→ **DIRECTIVE**:
Reproduce every record below exactly as it appears.

→ **EXERCISE INPUT**:
────────────────────
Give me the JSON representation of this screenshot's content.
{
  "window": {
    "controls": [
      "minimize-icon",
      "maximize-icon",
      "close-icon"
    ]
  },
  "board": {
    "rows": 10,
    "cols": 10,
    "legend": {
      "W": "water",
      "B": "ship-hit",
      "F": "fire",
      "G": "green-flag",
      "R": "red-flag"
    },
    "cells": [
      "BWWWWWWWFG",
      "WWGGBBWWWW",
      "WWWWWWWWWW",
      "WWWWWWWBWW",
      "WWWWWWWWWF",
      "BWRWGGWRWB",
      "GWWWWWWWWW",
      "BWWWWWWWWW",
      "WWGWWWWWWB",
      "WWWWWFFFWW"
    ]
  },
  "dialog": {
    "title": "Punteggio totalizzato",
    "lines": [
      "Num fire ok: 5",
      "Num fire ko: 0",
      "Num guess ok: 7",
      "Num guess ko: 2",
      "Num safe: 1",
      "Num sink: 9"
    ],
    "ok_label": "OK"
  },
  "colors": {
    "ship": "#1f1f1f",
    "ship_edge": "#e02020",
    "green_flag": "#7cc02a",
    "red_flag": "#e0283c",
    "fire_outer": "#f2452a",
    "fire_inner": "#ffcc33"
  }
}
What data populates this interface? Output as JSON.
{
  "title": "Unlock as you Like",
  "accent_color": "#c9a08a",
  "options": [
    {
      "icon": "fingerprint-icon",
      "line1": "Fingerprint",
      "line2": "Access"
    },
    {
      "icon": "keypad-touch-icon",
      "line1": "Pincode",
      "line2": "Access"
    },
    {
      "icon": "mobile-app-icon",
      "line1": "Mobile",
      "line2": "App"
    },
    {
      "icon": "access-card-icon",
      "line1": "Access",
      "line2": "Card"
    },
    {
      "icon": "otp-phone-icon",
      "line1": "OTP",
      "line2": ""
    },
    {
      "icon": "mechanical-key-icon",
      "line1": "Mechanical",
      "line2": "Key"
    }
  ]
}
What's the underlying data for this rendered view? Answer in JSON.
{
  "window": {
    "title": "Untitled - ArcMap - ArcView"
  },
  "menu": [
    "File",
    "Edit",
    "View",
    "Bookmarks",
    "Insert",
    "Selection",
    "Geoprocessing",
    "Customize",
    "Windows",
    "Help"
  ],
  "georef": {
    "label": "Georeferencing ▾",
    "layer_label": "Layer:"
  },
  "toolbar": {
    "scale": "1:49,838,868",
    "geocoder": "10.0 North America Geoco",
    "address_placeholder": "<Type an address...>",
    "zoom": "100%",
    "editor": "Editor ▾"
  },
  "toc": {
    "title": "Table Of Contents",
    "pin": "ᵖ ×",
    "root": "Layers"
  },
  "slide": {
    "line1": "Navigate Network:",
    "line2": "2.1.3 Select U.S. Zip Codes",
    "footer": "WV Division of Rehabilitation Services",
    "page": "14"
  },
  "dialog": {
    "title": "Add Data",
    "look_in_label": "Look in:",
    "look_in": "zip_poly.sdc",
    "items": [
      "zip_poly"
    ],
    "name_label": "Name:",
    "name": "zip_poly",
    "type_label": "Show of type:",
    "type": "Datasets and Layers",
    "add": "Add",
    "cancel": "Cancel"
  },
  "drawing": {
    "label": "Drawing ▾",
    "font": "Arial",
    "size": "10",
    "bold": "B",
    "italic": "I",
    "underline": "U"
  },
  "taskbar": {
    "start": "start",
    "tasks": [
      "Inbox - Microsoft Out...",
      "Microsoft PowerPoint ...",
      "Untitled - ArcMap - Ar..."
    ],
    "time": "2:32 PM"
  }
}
────────────────────
→ **WRITTEN REPLY**:
Give me the JSON representation of this screenshot's content.
{
  "window": {
    "controls": [
      "minimize-icon",
      "maximize-icon",
      "close-icon"
    ]
  },
  "board": {
    "rows": 10,
    "cols": 10,
    "legend": {
      "W": "water",
      "B": "ship-hit",
      "F": "fire",
      "G": "green-flag",
      "R": "red-flag"
    },
    "cells": [
      "BWWWWWWWFG",
      "WWGGBBWWWW",
      "WWWWWWWWWW",
      "WWWWWWWBWW",
      "WWWWWWWWWF",
      "BWRWGGWRWB",
      "GWWWWWWWWW",
      "BWWWWWWWWW",
      "WWGWWWWWWB",
      "WWWWWFFFWW"
    ]
  },
  "dialog": {
    "title": "Punteggio totalizzato",
    "lines": [
      "Num fire ok: 5",
      "Num fire ko: 0",
      "Num guess ok: 7",
      "Num guess ko: 2",
      "Num safe: 1",
      "Num sink: 9"
    ],
    "ok_label": "OK"
  },
  "colors": {
    "ship": "#1f1f1f",
    "ship_edge": "#e02020",
    "green_flag": "#7cc02a",
    "red_flag": "#e0283c",
    "fire_outer": "#f2452a",
    "fire_inner": "#ffcc33"
  }
}
What data populates this interface? Output as JSON.
{
  "title": "Unlock as you Like",
  "accent_color": "#c9a08a",
  "options": [
    {
      "icon": "fingerprint-icon",
      "line1": "Fingerprint",
      "line2": "Access"
    },
    {
      "icon": "keypad-touch-icon",
      "line1": "Pincode",
      "line2": "Access"
    },
    {
      "icon": "mobile-app-icon",
      "line1": "Mobile",
      "line2": "App"
    },
    {
      "icon": "access-card-icon",
      "line1": "Access",
      "line2": "Card"
    },
    {
      "icon": "otp-phone-icon",
      "line1": "OTP",
      "line2": ""
    },
    {
      "icon": "mechanical-key-icon",
      "line1": "Mechanical",
      "line2": "Key"
    }
  ]
}
What's the underlying data for this rendered view? Answer in JSON.
{
  "window": {
    "title": "Untitled - ArcMap - ArcView"
  },
  "menu": [
    "File",
    "Edit",
    "View",
    "Bookmarks",
    "Insert",
    "Selection",
    "Geoprocessing",
    "Customize",
    "Windows",
    "Help"
  ],
  "georef": {
    "label": "Georeferencing ▾",
    "layer_label": "Layer:"
  },
  "toolbar": {
    "scale": "1:49,838,868",
    "geocoder": "10.0 North America Geoco",
    "address_placeholder": "<Type an address...>",
    "zoom": "100%",
    "editor": "Editor ▾"
  },
  "toc": {
    "title": "Table Of Contents",
    "pin": "ᵖ ×",
    "root": "Layers"
  },
  "slide": {
    "line1": "Navigate Network:",
    "line2": "2.1.3 Select U.S. Zip Codes",
    "footer": "WV Division of Rehabilitation Services",
    "page": "14"
  },
  "dialog": {
    "title": "Add Data",
    "look_in_label": "Look in:",
    "look_in": "zip_poly.sdc",
    "items": [
      "zip_poly"
    ],
    "name_label": "Name:",
    "name": "zip_poly",
    "type_label": "Show of type:",
    "type": "Datasets and Layers",
    "add": "Add",
    "cancel": "Cancel"
  },
  "drawing": {
    "label": "Drawing ▾",
    "font": "Arial",
    "size": "10",
    "bold": "B",
    "italic": "I",
    "underline": "U"
  },
  "taskbar": {
    "start": "start",
    "tasks": [
      "Inbox - Microsoft Out...",
      "Microsoft PowerPoint ...",
      "Untitled - ArcMap - Ar..."
    ],
    "time": "2:32 PM"
  }
}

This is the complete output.